■ Aim of the exercise
Nothing but a number is wanted here: the count of lines in the data holding the word "String".

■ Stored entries
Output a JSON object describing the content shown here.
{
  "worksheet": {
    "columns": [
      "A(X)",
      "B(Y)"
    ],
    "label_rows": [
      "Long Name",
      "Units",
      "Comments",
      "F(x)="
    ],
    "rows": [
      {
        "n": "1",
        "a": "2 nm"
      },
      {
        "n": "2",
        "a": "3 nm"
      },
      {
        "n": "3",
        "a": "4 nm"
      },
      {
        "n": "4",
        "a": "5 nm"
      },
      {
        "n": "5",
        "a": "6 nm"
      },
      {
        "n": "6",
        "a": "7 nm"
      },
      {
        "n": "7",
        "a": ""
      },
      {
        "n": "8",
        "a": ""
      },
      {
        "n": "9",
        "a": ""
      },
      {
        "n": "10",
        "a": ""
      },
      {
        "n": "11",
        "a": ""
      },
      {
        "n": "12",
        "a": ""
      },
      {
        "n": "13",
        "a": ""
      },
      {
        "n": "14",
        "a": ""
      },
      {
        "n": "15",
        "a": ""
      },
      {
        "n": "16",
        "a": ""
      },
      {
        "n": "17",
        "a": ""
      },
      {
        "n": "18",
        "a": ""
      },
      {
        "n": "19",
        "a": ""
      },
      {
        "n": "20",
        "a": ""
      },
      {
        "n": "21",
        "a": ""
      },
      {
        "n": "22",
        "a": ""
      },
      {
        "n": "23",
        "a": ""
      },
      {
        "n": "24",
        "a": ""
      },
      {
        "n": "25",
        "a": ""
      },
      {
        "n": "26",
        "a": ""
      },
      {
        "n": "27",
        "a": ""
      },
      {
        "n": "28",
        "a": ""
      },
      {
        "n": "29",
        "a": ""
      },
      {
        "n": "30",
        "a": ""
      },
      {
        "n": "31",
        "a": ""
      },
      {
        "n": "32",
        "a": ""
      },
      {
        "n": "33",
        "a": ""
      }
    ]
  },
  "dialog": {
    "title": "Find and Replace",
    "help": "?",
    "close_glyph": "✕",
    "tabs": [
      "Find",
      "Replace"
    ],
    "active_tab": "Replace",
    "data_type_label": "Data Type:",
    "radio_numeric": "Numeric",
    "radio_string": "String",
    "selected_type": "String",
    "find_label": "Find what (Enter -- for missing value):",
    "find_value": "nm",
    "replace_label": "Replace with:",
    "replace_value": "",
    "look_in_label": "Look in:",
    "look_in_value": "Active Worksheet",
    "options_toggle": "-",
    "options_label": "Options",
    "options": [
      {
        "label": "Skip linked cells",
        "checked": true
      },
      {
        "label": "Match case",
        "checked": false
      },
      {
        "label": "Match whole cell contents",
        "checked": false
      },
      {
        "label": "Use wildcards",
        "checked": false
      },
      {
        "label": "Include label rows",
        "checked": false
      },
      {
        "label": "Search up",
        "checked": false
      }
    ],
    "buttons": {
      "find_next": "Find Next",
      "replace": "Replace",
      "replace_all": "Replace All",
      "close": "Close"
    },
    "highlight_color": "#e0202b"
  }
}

■ The answer
2